:: REQUIREMENT ::
The output must reproduce each line of the data word for word.

======== INFORMATION GIVEN

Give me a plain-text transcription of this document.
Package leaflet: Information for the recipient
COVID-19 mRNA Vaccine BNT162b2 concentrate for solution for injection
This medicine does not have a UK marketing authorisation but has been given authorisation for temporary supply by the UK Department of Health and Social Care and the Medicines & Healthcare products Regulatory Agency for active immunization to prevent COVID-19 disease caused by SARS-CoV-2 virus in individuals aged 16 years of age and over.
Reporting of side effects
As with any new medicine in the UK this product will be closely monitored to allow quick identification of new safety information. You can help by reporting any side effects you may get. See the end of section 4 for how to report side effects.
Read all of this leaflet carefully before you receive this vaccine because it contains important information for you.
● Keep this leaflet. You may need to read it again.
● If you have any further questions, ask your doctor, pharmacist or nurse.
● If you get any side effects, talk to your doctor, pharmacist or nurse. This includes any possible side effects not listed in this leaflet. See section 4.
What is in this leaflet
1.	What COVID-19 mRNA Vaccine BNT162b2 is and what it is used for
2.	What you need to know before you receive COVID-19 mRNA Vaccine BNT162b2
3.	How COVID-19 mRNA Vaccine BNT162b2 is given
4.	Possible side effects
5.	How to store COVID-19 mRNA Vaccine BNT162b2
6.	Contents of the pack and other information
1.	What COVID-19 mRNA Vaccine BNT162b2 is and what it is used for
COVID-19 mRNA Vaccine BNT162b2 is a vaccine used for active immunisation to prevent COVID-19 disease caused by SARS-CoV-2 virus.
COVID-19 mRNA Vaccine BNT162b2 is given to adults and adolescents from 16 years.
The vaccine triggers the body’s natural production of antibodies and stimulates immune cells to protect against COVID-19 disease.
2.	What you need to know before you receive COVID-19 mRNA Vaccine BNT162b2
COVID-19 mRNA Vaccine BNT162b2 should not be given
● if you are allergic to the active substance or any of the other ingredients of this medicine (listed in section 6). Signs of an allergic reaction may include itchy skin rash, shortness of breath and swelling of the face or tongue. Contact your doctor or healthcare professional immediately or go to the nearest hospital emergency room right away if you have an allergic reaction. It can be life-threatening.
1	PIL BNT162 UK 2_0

================

:: TASK RESULT ::
Give me a plain-text transcription of this document.
Package leaflet: Information for the recipient
COVID-19 mRNA Vaccine BNT162b2 concentrate for solution for injection
This medicine does not have a UK marketing authorisation but has been given authorisation for temporary supply by the UK Department of Health and Social Care and the Medicines & Healthcare products Regulatory Agency for active immunization to prevent COVID-19 disease caused by SARS-CoV-2 virus in individuals aged 16 years of age and over.
Reporting of side effects
As with any new medicine in the UK this product will be closely monitored to allow quick identification of new safety information. You can help by reporting any side effects you may get. See the end of section 4 for how to report side effects.
Read all of this leaflet carefully before you receive this vaccine because it contains important information for you.
● Keep this leaflet. You may need to read it again.
● If you have any further questions, ask your doctor, pharmacist or nurse.
● If you get any side effects, talk to your doctor, pharmacist or nurse. This includes any possible side effects not listed in this leaflet. See section 4.
What is in this leaflet
1.	What COVID-19 mRNA Vaccine BNT162b2 is and what it is used for
2.	What you need to know before you receive COVID-19 mRNA Vaccine BNT162b2
3.	How COVID-19 mRNA Vaccine BNT162b2 is given
4.	Possible side effects
5.	How to store COVID-19 mRNA Vaccine BNT162b2
6.	Contents of the pack and other information
1.	What COVID-19 mRNA Vaccine BNT162b2 is and what it is used for
COVID-19 mRNA Vaccine BNT162b2 is a vaccine used for active immunisation to prevent COVID-19 disease caused by SARS-CoV-2 virus.
COVID-19 mRNA Vaccine BNT162b2 is given to adults and adolescents from 16 years.
The vaccine triggers the body’s natural production of antibodies and stimulates immune cells to protect against COVID-19 disease.
2.	What you need to know before you receive COVID-19 mRNA Vaccine BNT162b2
COVID-19 mRNA Vaccine BNT162b2 should not be given
● if you are allergic to the active substance or any of the other ingredients of this medicine (listed in section 6). Signs of an allergic reaction may include itchy skin rash, shortness of breath and swelling of the face or tongue. Contact your doctor or healthcare professional immediately or go to the nearest hospital emergency room right away if you have an allergic reaction. It can be life-threatening.
1	PIL BNT162 UK 2_0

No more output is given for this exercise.